### WHAT YOU WILL DO
Search the data below for "screenshot"; list each line that holds it.

### RAW DATA
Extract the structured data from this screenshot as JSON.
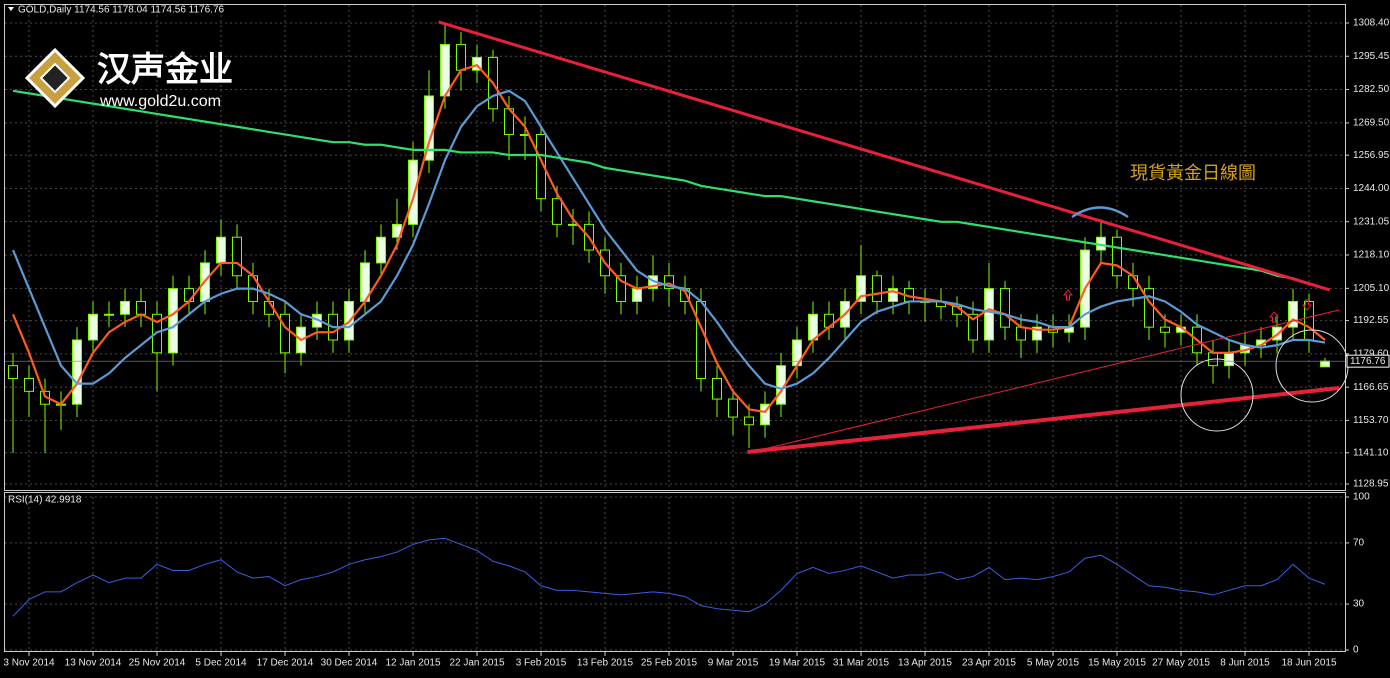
{
  "chart_data": [
    {
      "type": "candlestick",
      "title": "GOLD,Daily  1174.56 1178.04 1174.56 1176.76",
      "annotation": "現貨黃金日線圖",
      "logo": {
        "name": "汉声金业",
        "url": "www.gold2u.com"
      },
      "categories": [
        null,
        "3 Nov 2014",
        null,
        null,
        null,
        "13 Nov 2014",
        null,
        null,
        null,
        "25 Nov 2014",
        null,
        null,
        null,
        "5 Dec 2014",
        null,
        null,
        null,
        "17 Dec 2014",
        null,
        null,
        null,
        "30 Dec 2014",
        null,
        null,
        null,
        "12 Jan 2015",
        null,
        null,
        null,
        "22 Jan 2015",
        null,
        null,
        null,
        "3 Feb 2015",
        null,
        null,
        null,
        "13 Feb 2015",
        null,
        null,
        null,
        "25 Feb 2015",
        null,
        null,
        null,
        "9 Mar 2015",
        null,
        null,
        null,
        "19 Mar 2015",
        null,
        null,
        null,
        "31 Mar 2015",
        null,
        null,
        null,
        "13 Apr 2015",
        null,
        null,
        null,
        "23 Apr 2015",
        null,
        null,
        null,
        "5 May 2015",
        null,
        null,
        null,
        "15 May 2015",
        null,
        null,
        null,
        "27 May 2015",
        null,
        null,
        null,
        "8 Jun 2015",
        null,
        null,
        null,
        "18 Jun 2015",
        null
      ],
      "open": [
        1175,
        1170,
        1165,
        1160,
        1160,
        1185,
        1195,
        1195,
        1200,
        1195,
        1180,
        1205,
        1200,
        1215,
        1225,
        1210,
        1200,
        1195,
        1180,
        1190,
        1195,
        1185,
        1200,
        1215,
        1225,
        1230,
        1255,
        1280,
        1300,
        1290,
        1295,
        1275,
        1265,
        1265,
        1240,
        1230,
        1230,
        1220,
        1210,
        1200,
        1205,
        1210,
        1205,
        1200,
        1170,
        1162,
        1155,
        1152,
        1160,
        1175,
        1185,
        1195,
        1190,
        1200,
        1210,
        1200,
        1205,
        1200,
        1200,
        1198,
        1195,
        1185,
        1205,
        1190,
        1185,
        1190,
        1188,
        1190,
        1220,
        1225,
        1210,
        1205,
        1190,
        1188,
        1190,
        1180,
        1175,
        1180,
        1183,
        1185,
        1190,
        1200,
        1174.56
      ],
      "high": [
        1180,
        1175,
        1170,
        1165,
        1190,
        1200,
        1200,
        1205,
        1205,
        1200,
        1210,
        1210,
        1220,
        1232,
        1230,
        1215,
        1205,
        1200,
        1195,
        1200,
        1200,
        1205,
        1220,
        1230,
        1240,
        1262,
        1290,
        1308,
        1305,
        1300,
        1298,
        1280,
        1272,
        1268,
        1245,
        1236,
        1235,
        1225,
        1215,
        1210,
        1218,
        1215,
        1210,
        1205,
        1175,
        1166,
        1160,
        1165,
        1180,
        1190,
        1200,
        1200,
        1205,
        1222,
        1212,
        1210,
        1208,
        1205,
        1205,
        1202,
        1200,
        1215,
        1208,
        1195,
        1195,
        1195,
        1195,
        1225,
        1232,
        1228,
        1215,
        1210,
        1195,
        1195,
        1195,
        1185,
        1185,
        1188,
        1190,
        1195,
        1205,
        1203,
        1178.04
      ],
      "low": [
        1141,
        1155,
        1141,
        1150,
        1155,
        1180,
        1190,
        1190,
        1190,
        1165,
        1175,
        1195,
        1195,
        1210,
        1205,
        1195,
        1190,
        1172,
        1175,
        1185,
        1180,
        1180,
        1195,
        1210,
        1220,
        1225,
        1250,
        1275,
        1282,
        1285,
        1270,
        1255,
        1255,
        1235,
        1225,
        1222,
        1215,
        1203,
        1195,
        1195,
        1200,
        1198,
        1195,
        1165,
        1155,
        1148,
        1143,
        1147,
        1155,
        1170,
        1180,
        1185,
        1185,
        1195,
        1195,
        1195,
        1195,
        1192,
        1193,
        1190,
        1180,
        1180,
        1185,
        1178,
        1180,
        1182,
        1184,
        1185,
        1215,
        1205,
        1198,
        1185,
        1182,
        1183,
        1175,
        1168,
        1170,
        1175,
        1178,
        1180,
        1185,
        1180,
        1174.56
      ],
      "close": [
        1170,
        1165,
        1160,
        1160,
        1185,
        1195,
        1195,
        1200,
        1195,
        1180,
        1205,
        1200,
        1215,
        1225,
        1210,
        1200,
        1195,
        1180,
        1190,
        1195,
        1185,
        1200,
        1215,
        1225,
        1230,
        1255,
        1280,
        1300,
        1290,
        1295,
        1275,
        1265,
        1265,
        1240,
        1230,
        1230,
        1220,
        1210,
        1200,
        1205,
        1210,
        1205,
        1200,
        1170,
        1162,
        1155,
        1152,
        1160,
        1175,
        1185,
        1195,
        1190,
        1200,
        1210,
        1200,
        1205,
        1200,
        1200,
        1198,
        1195,
        1185,
        1205,
        1190,
        1185,
        1190,
        1188,
        1190,
        1220,
        1225,
        1210,
        1205,
        1190,
        1188,
        1190,
        1180,
        1175,
        1180,
        1183,
        1185,
        1190,
        1200,
        1185,
        1176.76
      ],
      "bull_color": "#e8ffe0",
      "bear_color": "#000000",
      "wick_color": "#7cfc00",
      "series": [
        {
          "color": "#ff5a1f",
          "values": [
            1195,
            1180,
            1163,
            1160,
            1168,
            1180,
            1188,
            1192,
            1195,
            1192,
            1195,
            1200,
            1208,
            1215,
            1215,
            1210,
            1200,
            1190,
            1185,
            1188,
            1188,
            1192,
            1200,
            1210,
            1222,
            1240,
            1262,
            1280,
            1290,
            1292,
            1285,
            1275,
            1268,
            1255,
            1242,
            1232,
            1225,
            1215,
            1208,
            1205,
            1206,
            1207,
            1204,
            1190,
            1176,
            1165,
            1158,
            1157,
            1165,
            1175,
            1185,
            1190,
            1195,
            1202,
            1203,
            1204,
            1202,
            1201,
            1200,
            1198,
            1193,
            1197,
            1195,
            1190,
            1189,
            1189,
            1190,
            1205,
            1215,
            1214,
            1210,
            1200,
            1193,
            1190,
            1185,
            1180,
            1180,
            1181,
            1183,
            1187,
            1193,
            1190,
            1185
          ]
        },
        {
          "color": "#5b9bd5",
          "values": [
            1220,
            1205,
            1190,
            1175,
            1168,
            1168,
            1172,
            1178,
            1183,
            1188,
            1190,
            1195,
            1200,
            1203,
            1205,
            1205,
            1203,
            1200,
            1195,
            1193,
            1190,
            1190,
            1195,
            1200,
            1210,
            1222,
            1238,
            1255,
            1268,
            1276,
            1280,
            1282,
            1278,
            1268,
            1258,
            1248,
            1238,
            1228,
            1220,
            1212,
            1208,
            1206,
            1205,
            1200,
            1192,
            1183,
            1175,
            1168,
            1166,
            1168,
            1172,
            1178,
            1185,
            1192,
            1196,
            1198,
            1200,
            1200,
            1200,
            1199,
            1197,
            1196,
            1195,
            1193,
            1192,
            1190,
            1190,
            1195,
            1198,
            1200,
            1201,
            1202,
            1200,
            1196,
            1191,
            1188,
            1185,
            1183,
            1182,
            1183,
            1185,
            1185,
            1184
          ]
        },
        {
          "color": "#2ee06a",
          "values": [
            1282,
            1281,
            1280,
            1279,
            1278,
            1277,
            1276,
            1275,
            1274,
            1273,
            1272,
            1271,
            1270,
            1269,
            1268,
            1267,
            1266,
            1265,
            1264,
            1263,
            1262,
            1262,
            1261,
            1261,
            1260,
            1259,
            1259,
            1259,
            1258,
            1258,
            1258,
            1257,
            1257,
            1257,
            1256,
            1255,
            1254,
            1252,
            1251,
            1250,
            1249,
            1248,
            1247,
            1245,
            1244,
            1243,
            1242,
            1241,
            1241,
            1240,
            1239,
            1238,
            1237,
            1236,
            1235,
            1234,
            1233,
            1232,
            1231,
            1231,
            1230,
            1229,
            1228,
            1227,
            1226,
            1225,
            1224,
            1223,
            1222,
            1221,
            1220,
            1219,
            1218,
            1217,
            1216,
            1215,
            1214,
            1213,
            1212,
            1210,
            1209,
            1207,
            1205
          ]
        }
      ],
      "lines": [
        {
          "color": "#e8203a",
          "width": 3,
          "x": [
            26.6,
            82.3
          ],
          "y": [
            1308.8,
            1204.5
          ]
        },
        {
          "color": "#e8203a",
          "width": 4,
          "x": [
            45.9,
            82.9
          ],
          "y": [
            1141.4,
            1166.3
          ]
        },
        {
          "color": "#e8203a",
          "width": 1,
          "x": [
            46.7,
            82.9
          ],
          "y": [
            1142.2,
            1196.7
          ]
        }
      ],
      "ylim": [
        1126.6,
        1315.4
      ],
      "yticks": [
        {
          "value": 1128.95,
          "label": "1128.95"
        },
        {
          "value": 1141.1,
          "label": "1141.10"
        },
        {
          "value": 1153.7,
          "label": "1153.70"
        },
        {
          "value": 1166.65,
          "label": "1166.65"
        },
        {
          "value": 1179.6,
          "label": "1179.60"
        },
        {
          "value": 1192.55,
          "label": "1192.55"
        },
        {
          "value": 1205.1,
          "label": "1205.10"
        },
        {
          "value": 1218.1,
          "label": "1218.10"
        },
        {
          "value": 1231.05,
          "label": "1231.05"
        },
        {
          "value": 1244,
          "label": "1244.00"
        },
        {
          "value": 1256.95,
          "label": "1256.95"
        },
        {
          "value": 1269.5,
          "label": "1269.50"
        },
        {
          "value": 1282.5,
          "label": "1282.50"
        },
        {
          "value": 1295.45,
          "label": "1295.45"
        },
        {
          "value": 1308.4,
          "label": "1308.40"
        }
      ],
      "grid": true
    },
    {
      "type": "line",
      "title": "RSI(14) 42.9918",
      "color": "#3b5fe0",
      "values": [
        22,
        33,
        38,
        38,
        44,
        49,
        44,
        47,
        47,
        56,
        52,
        52,
        56,
        59,
        51,
        47,
        48,
        42,
        46,
        48,
        51,
        56,
        59,
        61,
        64,
        69,
        72,
        73,
        69,
        65,
        58,
        55,
        51,
        42,
        39,
        39,
        38,
        37,
        36,
        37,
        38,
        37,
        35,
        29,
        27,
        26,
        25,
        30,
        39,
        50,
        54,
        50,
        52,
        55,
        51,
        47,
        49,
        49,
        51,
        46,
        48,
        54,
        46,
        47,
        46,
        48,
        51,
        60,
        62,
        56,
        49,
        42,
        41,
        39,
        38,
        36,
        39,
        42,
        42,
        46,
        56,
        47,
        42.9918
      ],
      "ylim": [
        0,
        100
      ],
      "yticks": [
        0,
        30,
        70,
        100
      ],
      "grid": true
    }
  ]
}
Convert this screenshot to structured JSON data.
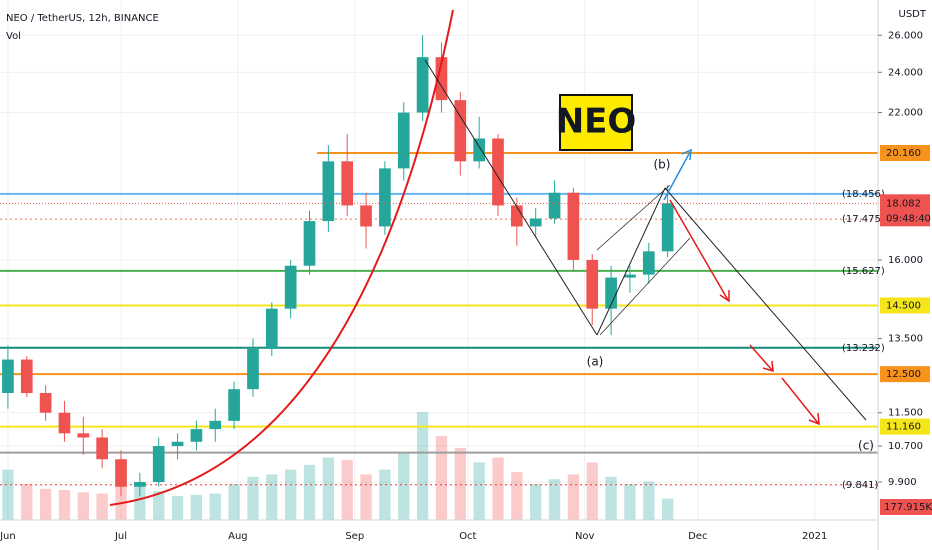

### SOLUTION FOR THIS PROBLEM
Extract the structured data from this screenshot as JSON.
Convert this screenshot to structured JSON data.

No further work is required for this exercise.